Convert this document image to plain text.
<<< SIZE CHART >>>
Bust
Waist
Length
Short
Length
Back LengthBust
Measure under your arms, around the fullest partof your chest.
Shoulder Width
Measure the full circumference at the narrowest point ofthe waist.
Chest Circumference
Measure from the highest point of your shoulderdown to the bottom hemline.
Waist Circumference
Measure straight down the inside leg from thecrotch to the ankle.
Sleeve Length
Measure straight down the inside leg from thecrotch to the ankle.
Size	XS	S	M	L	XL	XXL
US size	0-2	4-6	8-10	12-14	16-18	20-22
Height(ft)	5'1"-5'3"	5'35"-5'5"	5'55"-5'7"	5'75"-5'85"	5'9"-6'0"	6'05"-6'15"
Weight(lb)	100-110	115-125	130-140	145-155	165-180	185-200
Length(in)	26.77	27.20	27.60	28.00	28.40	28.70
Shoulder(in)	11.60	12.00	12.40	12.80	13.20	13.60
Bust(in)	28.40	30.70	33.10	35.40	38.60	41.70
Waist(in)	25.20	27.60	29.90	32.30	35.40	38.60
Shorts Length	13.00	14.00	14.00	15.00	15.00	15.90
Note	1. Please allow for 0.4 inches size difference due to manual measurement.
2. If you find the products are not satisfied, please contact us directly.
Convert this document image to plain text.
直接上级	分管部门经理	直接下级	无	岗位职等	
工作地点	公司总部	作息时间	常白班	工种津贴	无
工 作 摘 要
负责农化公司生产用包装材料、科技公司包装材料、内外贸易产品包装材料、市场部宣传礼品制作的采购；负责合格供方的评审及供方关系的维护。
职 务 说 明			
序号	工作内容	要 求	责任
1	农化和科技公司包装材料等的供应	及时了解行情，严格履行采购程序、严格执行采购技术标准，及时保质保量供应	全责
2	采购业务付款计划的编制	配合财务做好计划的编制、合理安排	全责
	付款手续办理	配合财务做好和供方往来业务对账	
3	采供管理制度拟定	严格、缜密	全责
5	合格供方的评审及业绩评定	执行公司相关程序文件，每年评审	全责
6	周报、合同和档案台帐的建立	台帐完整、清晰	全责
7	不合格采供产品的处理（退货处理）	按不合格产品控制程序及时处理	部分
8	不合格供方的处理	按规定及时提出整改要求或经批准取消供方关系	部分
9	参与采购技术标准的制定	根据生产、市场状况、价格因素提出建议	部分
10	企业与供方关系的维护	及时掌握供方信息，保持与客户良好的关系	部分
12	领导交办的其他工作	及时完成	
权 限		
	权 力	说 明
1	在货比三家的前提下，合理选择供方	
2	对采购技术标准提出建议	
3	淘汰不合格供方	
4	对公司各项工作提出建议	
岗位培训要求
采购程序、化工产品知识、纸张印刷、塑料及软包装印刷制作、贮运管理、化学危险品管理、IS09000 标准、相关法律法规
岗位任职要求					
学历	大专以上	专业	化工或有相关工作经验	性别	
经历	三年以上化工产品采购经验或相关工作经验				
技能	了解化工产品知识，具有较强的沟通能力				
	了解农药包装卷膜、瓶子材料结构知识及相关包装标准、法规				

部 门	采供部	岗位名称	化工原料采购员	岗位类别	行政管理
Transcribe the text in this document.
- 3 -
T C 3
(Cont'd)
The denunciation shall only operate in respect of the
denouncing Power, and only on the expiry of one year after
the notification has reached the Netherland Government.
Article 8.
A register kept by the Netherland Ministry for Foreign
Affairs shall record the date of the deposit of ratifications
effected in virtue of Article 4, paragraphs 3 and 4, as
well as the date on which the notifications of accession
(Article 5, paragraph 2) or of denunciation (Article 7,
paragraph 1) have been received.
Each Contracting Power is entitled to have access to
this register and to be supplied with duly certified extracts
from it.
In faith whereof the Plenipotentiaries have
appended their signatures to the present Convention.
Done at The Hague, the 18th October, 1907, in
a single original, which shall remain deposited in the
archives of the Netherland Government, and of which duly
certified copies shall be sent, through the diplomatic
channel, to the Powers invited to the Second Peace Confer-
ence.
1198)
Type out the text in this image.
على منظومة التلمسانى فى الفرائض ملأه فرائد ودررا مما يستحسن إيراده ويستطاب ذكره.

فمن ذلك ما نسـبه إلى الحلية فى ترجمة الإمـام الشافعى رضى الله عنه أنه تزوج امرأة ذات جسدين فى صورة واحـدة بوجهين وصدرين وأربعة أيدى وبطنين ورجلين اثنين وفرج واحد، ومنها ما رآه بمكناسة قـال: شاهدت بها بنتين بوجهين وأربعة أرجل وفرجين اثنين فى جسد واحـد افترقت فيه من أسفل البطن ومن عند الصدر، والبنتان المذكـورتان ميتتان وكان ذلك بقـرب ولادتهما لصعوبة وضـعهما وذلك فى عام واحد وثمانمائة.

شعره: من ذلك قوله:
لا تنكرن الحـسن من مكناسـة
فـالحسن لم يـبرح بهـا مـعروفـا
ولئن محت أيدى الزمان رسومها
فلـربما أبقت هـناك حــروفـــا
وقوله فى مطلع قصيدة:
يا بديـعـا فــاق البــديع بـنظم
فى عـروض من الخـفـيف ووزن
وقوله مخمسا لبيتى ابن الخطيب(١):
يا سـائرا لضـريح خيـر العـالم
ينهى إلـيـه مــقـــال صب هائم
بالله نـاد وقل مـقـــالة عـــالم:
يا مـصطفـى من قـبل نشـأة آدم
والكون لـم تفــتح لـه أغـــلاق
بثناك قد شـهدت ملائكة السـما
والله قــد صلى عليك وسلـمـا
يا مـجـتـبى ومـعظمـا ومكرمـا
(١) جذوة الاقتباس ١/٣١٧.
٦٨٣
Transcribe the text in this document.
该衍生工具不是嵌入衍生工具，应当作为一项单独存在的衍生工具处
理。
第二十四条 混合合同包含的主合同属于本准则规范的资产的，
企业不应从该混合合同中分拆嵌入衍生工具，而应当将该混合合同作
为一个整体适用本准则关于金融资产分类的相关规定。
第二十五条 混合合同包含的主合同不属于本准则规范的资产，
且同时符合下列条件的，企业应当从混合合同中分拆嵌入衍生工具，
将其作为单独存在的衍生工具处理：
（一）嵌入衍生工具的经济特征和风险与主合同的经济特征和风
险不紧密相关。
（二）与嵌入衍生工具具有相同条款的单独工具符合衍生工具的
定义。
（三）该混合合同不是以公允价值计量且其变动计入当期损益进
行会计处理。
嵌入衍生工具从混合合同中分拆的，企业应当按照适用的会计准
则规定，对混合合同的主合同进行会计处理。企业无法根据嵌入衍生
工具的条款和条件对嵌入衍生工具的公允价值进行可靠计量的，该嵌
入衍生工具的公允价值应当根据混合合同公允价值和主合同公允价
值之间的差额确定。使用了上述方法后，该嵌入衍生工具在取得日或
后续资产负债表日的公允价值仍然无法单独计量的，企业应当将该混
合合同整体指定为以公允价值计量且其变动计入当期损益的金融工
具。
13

### Exercise objective:
Find every line in the records above that contains the word "your", and copy each one.

### Solution to the exercise:
Measure under your arms, around the fullest partof your chest.
Measure from the highest point of your shoulderdown to the bottom hemline.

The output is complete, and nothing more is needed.